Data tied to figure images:
·····
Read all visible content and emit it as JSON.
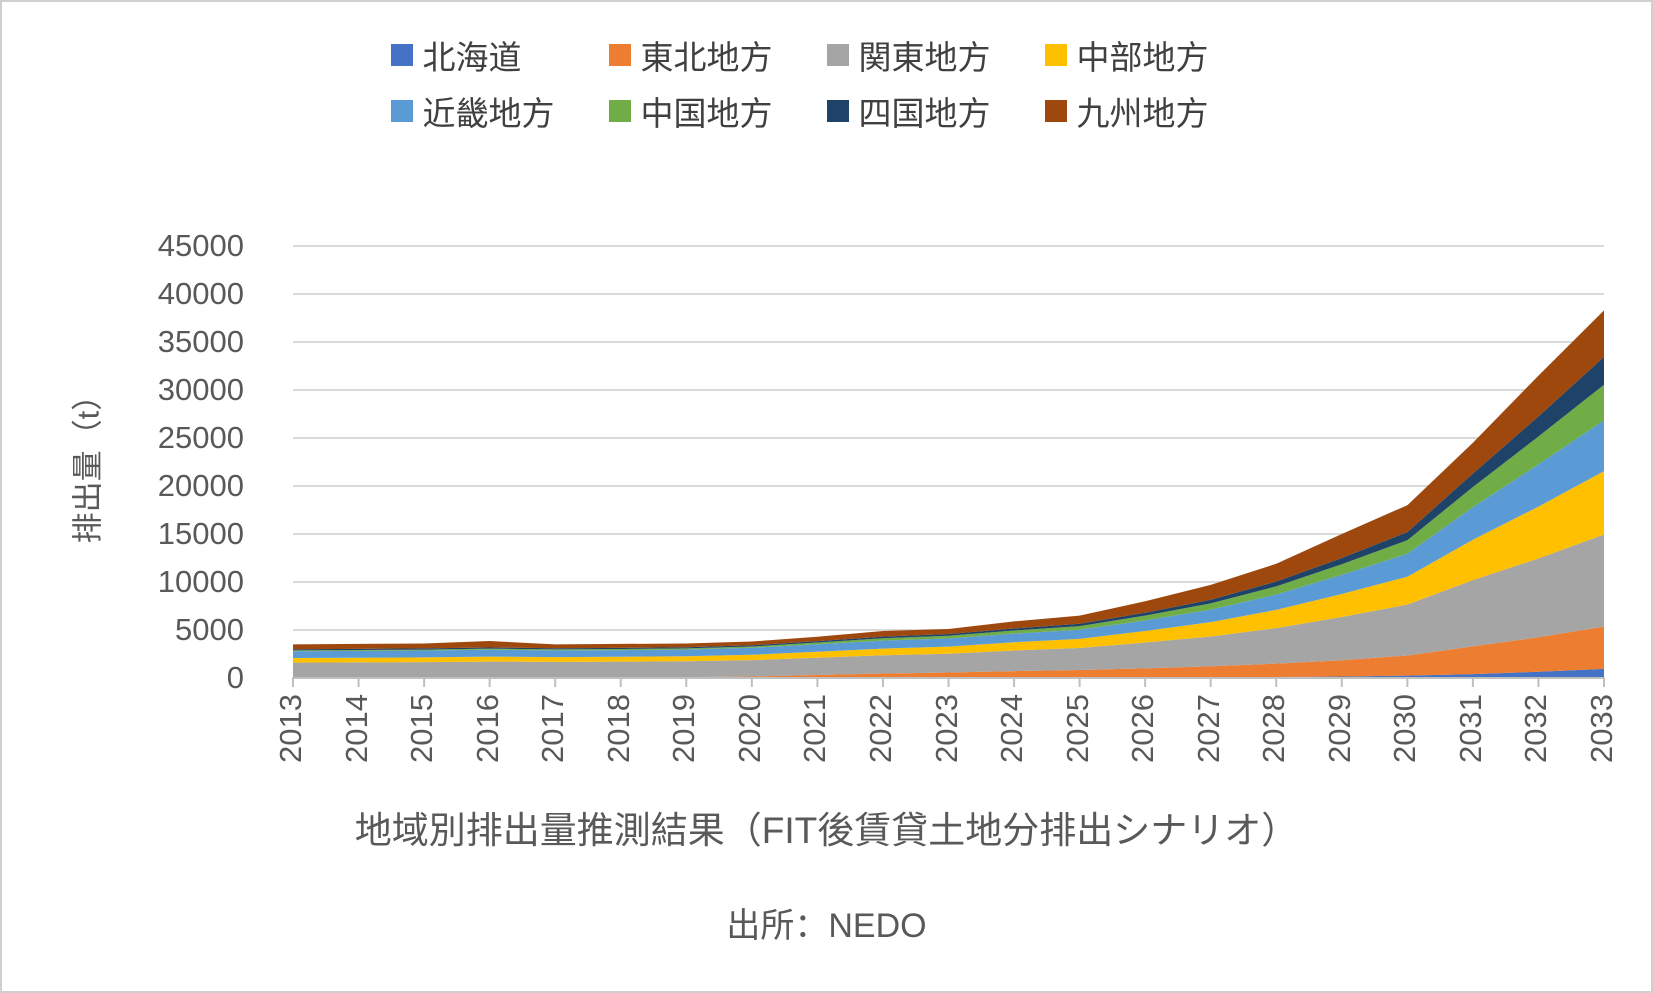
{
  "legend": {
    "items": [
      {
        "label": "北海道",
        "color": "#4472C4"
      },
      {
        "label": "東北地方",
        "color": "#ED7D31"
      },
      {
        "label": "関東地方",
        "color": "#A5A5A5"
      },
      {
        "label": "中部地方",
        "color": "#FFC000"
      },
      {
        "label": "近畿地方",
        "color": "#5B9BD5"
      },
      {
        "label": "中国地方",
        "color": "#70AD47"
      },
      {
        "label": "四国地方",
        "color": "#1F4368"
      },
      {
        "label": "九州地方",
        "color": "#9E480E"
      }
    ]
  },
  "chart_data": {
    "type": "area",
    "stacked": true,
    "title": "地域別排出量推測結果（FIT後賃貸土地分排出シナリオ）",
    "source": "出所：NEDO",
    "xlabel": "",
    "ylabel": "排出量（t）",
    "ylim": [
      0,
      45000
    ],
    "y_tick_step": 5000,
    "y_ticks": [
      "45000",
      "40000",
      "35000",
      "30000",
      "25000",
      "20000",
      "15000",
      "10000",
      "5000",
      "0"
    ],
    "grid": true,
    "legend_position": "top",
    "x_labels": [
      "2013",
      "2014",
      "2015",
      "2016",
      "2017",
      "2018",
      "2019",
      "2020",
      "2021",
      "2022",
      "2023",
      "2024",
      "2025",
      "2026",
      "2027",
      "2028",
      "2029",
      "2030",
      "2031",
      "2032",
      "2033"
    ],
    "series": [
      {
        "name": "北海道",
        "color": "#4472C4",
        "values": [
          10,
          10,
          10,
          10,
          10,
          10,
          10,
          10,
          15,
          15,
          20,
          20,
          30,
          50,
          70,
          100,
          150,
          250,
          400,
          650,
          950
        ]
      },
      {
        "name": "東北地方",
        "color": "#ED7D31",
        "values": [
          30,
          35,
          40,
          50,
          50,
          60,
          80,
          150,
          300,
          450,
          550,
          700,
          800,
          950,
          1150,
          1400,
          1700,
          2100,
          2900,
          3600,
          4400
        ]
      },
      {
        "name": "関東地方",
        "color": "#A5A5A5",
        "values": [
          1560,
          1580,
          1600,
          1650,
          1620,
          1630,
          1650,
          1700,
          1800,
          1900,
          1950,
          2150,
          2300,
          2700,
          3100,
          3700,
          4500,
          5300,
          6900,
          8200,
          9600
        ]
      },
      {
        "name": "中部地方",
        "color": "#FFC000",
        "values": [
          480,
          490,
          500,
          520,
          500,
          510,
          520,
          560,
          620,
          700,
          750,
          850,
          950,
          1200,
          1500,
          1900,
          2400,
          2900,
          4200,
          5400,
          6600
        ]
      },
      {
        "name": "近畿地方",
        "color": "#5B9BD5",
        "values": [
          700,
          705,
          710,
          720,
          700,
          700,
          710,
          730,
          780,
          830,
          850,
          900,
          950,
          1100,
          1300,
          1600,
          2000,
          2400,
          3400,
          4400,
          5300
        ]
      },
      {
        "name": "中国地方",
        "color": "#70AD47",
        "values": [
          100,
          100,
          100,
          110,
          100,
          110,
          110,
          130,
          180,
          250,
          280,
          330,
          380,
          500,
          650,
          850,
          1100,
          1400,
          2100,
          2900,
          3700
        ]
      },
      {
        "name": "四国地方",
        "color": "#1F4368",
        "values": [
          120,
          120,
          120,
          120,
          120,
          120,
          120,
          130,
          150,
          170,
          180,
          210,
          240,
          300,
          380,
          500,
          650,
          850,
          1400,
          2100,
          2900
        ]
      },
      {
        "name": "九州地方",
        "color": "#9E480E",
        "values": [
          500,
          510,
          520,
          670,
          400,
          410,
          400,
          390,
          455,
          585,
          520,
          740,
          850,
          1200,
          1550,
          1850,
          2500,
          2800,
          3200,
          4250,
          4850
        ]
      }
    ],
    "colors": {
      "gridline": "#D9D9D9",
      "axis": "#BFBFBF",
      "tick_text": "#595959",
      "legend_text": "#404040"
    }
  }
}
·····
Give back every line exactly as it stands, pictures excluded.

Solution to the exercise
Read all visible content and emit it as JSON.
{
  "legend": {
    "items": [
      {
        "label": "北海道",
        "color": "#4472C4"
      },
      {
        "label": "東北地方",
        "color": "#ED7D31"
      },
      {
        "label": "関東地方",
        "color": "#A5A5A5"
      },
      {
        "label": "中部地方",
        "color": "#FFC000"
      },
      {
        "label": "近畿地方",
        "color": "#5B9BD5"
      },
      {
        "label": "中国地方",
        "color": "#70AD47"
      },
      {
        "label": "四国地方",
        "color": "#1F4368"
      },
      {
        "label": "九州地方",
        "color": "#9E480E"
      }
    ]
  },
  "chart_data": {
    "type": "area",
    "stacked": true,
    "title": "地域別排出量推測結果（FIT後賃貸土地分排出シナリオ）",
    "source": "出所：NEDO",
    "xlabel": "",
    "ylabel": "排出量（t）",
    "ylim": [
      0,
      45000
    ],
    "y_tick_step": 5000,
    "y_ticks": [
      "45000",
      "40000",
      "35000",
      "30000",
      "25000",
      "20000",
      "15000",
      "10000",
      "5000",
      "0"
    ],
    "grid": true,
    "legend_position": "top",
    "x_labels": [
      "2013",
      "2014",
      "2015",
      "2016",
      "2017",
      "2018",
      "2019",
      "2020",
      "2021",
      "2022",
      "2023",
      "2024",
      "2025",
      "2026",
      "2027",
      "2028",
      "2029",
      "2030",
      "2031",
      "2032",
      "2033"
    ],
    "series": [
      {
        "name": "北海道",
        "color": "#4472C4",
        "values": [
          10,
          10,
          10,
          10,
          10,
          10,
          10,
          10,
          15,
          15,
          20,
          20,
          30,
          50,
          70,
          100,
          150,
          250,
          400,
          650,
          950
        ]
      },
      {
        "name": "東北地方",
        "color": "#ED7D31",
        "values": [
          30,
          35,
          40,
          50,
          50,
          60,
          80,
          150,
          300,
          450,
          550,
          700,
          800,
          950,
          1150,
          1400,
          1700,
          2100,
          2900,
          3600,
          4400
        ]
      },
      {
        "name": "関東地方",
        "color": "#A5A5A5",
        "values": [
          1560,
          1580,
          1600,
          1650,
          1620,
          1630,
          1650,
          1700,
          1800,
          1900,
          1950,
          2150,
          2300,
          2700,
          3100,
          3700,
          4500,
          5300,
          6900,
          8200,
          9600
        ]
      },
      {
        "name": "中部地方",
        "color": "#FFC000",
        "values": [
          480,
          490,
          500,
          520,
          500,
          510,
          520,
          560,
          620,
          700,
          750,
          850,
          950,
          1200,
          1500,
          1900,
          2400,
          2900,
          4200,
          5400,
          6600
        ]
      },
      {
        "name": "近畿地方",
        "color": "#5B9BD5",
        "values": [
          700,
          705,
          710,
          720,
          700,
          700,
          710,
          730,
          780,
          830,
          850,
          900,
          950,
          1100,
          1300,
          1600,
          2000,
          2400,
          3400,
          4400,
          5300
        ]
      },
      {
        "name": "中国地方",
        "color": "#70AD47",
        "values": [
          100,
          100,
          100,
          110,
          100,
          110,
          110,
          130,
          180,
          250,
          280,
          330,
          380,
          500,
          650,
          850,
          1100,
          1400,
          2100,
          2900,
          3700
        ]
      },
      {
        "name": "四国地方",
        "color": "#1F4368",
        "values": [
          120,
          120,
          120,
          120,
          120,
          120,
          120,
          130,
          150,
          170,
          180,
          210,
          240,
          300,
          380,
          500,
          650,
          850,
          1400,
          2100,
          2900
        ]
      },
      {
        "name": "九州地方",
        "color": "#9E480E",
        "values": [
          500,
          510,
          520,
          670,
          400,
          410,
          400,
          390,
          455,
          585,
          520,
          740,
          850,
          1200,
          1550,
          1850,
          2500,
          2800,
          3200,
          4250,
          4850
        ]
      }
    ],
    "colors": {
      "gridline": "#D9D9D9",
      "axis": "#BFBFBF",
      "tick_text": "#595959",
      "legend_text": "#404040"
    }
  }
}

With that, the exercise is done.